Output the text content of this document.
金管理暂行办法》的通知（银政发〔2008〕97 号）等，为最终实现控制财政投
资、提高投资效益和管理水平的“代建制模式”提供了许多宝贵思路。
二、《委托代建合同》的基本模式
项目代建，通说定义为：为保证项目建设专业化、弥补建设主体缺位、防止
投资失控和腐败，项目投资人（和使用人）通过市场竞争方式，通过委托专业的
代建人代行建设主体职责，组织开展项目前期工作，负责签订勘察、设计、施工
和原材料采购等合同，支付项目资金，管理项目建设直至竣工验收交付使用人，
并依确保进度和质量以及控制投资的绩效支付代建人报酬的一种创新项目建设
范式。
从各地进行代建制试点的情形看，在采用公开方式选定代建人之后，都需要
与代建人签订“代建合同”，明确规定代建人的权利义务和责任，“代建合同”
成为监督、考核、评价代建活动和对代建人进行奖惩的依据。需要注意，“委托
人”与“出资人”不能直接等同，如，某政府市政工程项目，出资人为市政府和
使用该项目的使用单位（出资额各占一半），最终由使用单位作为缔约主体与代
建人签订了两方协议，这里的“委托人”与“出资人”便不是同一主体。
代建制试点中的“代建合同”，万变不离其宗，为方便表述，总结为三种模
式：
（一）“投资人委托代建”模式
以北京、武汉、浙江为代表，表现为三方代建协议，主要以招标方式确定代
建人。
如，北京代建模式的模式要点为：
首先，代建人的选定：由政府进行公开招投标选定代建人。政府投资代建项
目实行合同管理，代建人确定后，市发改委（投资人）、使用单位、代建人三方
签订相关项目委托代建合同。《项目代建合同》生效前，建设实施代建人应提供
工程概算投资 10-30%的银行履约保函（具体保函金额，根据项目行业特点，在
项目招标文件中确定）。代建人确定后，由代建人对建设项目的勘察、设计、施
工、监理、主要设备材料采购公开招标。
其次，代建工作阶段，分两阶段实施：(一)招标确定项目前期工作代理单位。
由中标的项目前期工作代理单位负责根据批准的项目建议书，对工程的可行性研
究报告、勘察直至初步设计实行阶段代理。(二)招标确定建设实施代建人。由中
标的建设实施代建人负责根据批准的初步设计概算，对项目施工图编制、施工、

########

- _WHAT YOU NEED TO DO_
Each entry above is to be printed again exactly.

- _SOLUTION TO THE PROBLEM_
Output the text content of this document.
金管理暂行办法》的通知（银政发〔2008〕97 号）等，为最终实现控制财政投
资、提高投资效益和管理水平的“代建制模式”提供了许多宝贵思路。
二、《委托代建合同》的基本模式
项目代建，通说定义为：为保证项目建设专业化、弥补建设主体缺位、防止
投资失控和腐败，项目投资人（和使用人）通过市场竞争方式，通过委托专业的
代建人代行建设主体职责，组织开展项目前期工作，负责签订勘察、设计、施工
和原材料采购等合同，支付项目资金，管理项目建设直至竣工验收交付使用人，
并依确保进度和质量以及控制投资的绩效支付代建人报酬的一种创新项目建设
范式。
从各地进行代建制试点的情形看，在采用公开方式选定代建人之后，都需要
与代建人签订“代建合同”，明确规定代建人的权利义务和责任，“代建合同”
成为监督、考核、评价代建活动和对代建人进行奖惩的依据。需要注意，“委托
人”与“出资人”不能直接等同，如，某政府市政工程项目，出资人为市政府和
使用该项目的使用单位（出资额各占一半），最终由使用单位作为缔约主体与代
建人签订了两方协议，这里的“委托人”与“出资人”便不是同一主体。
代建制试点中的“代建合同”，万变不离其宗，为方便表述，总结为三种模
式：
（一）“投资人委托代建”模式
以北京、武汉、浙江为代表，表现为三方代建协议，主要以招标方式确定代
建人。
如，北京代建模式的模式要点为：
首先，代建人的选定：由政府进行公开招投标选定代建人。政府投资代建项
目实行合同管理，代建人确定后，市发改委（投资人）、使用单位、代建人三方
签订相关项目委托代建合同。《项目代建合同》生效前，建设实施代建人应提供
工程概算投资 10-30%的银行履约保函（具体保函金额，根据项目行业特点，在
项目招标文件中确定）。代建人确定后，由代建人对建设项目的勘察、设计、施
工、监理、主要设备材料采购公开招标。
其次，代建工作阶段，分两阶段实施：(一)招标确定项目前期工作代理单位。
由中标的项目前期工作代理单位负责根据批准的项目建议书，对工程的可行性研
究报告、勘察直至初步设计实行阶段代理。(二)招标确定建设实施代建人。由中
标的建设实施代建人负责根据批准的初步设计概算，对项目施工图编制、施工、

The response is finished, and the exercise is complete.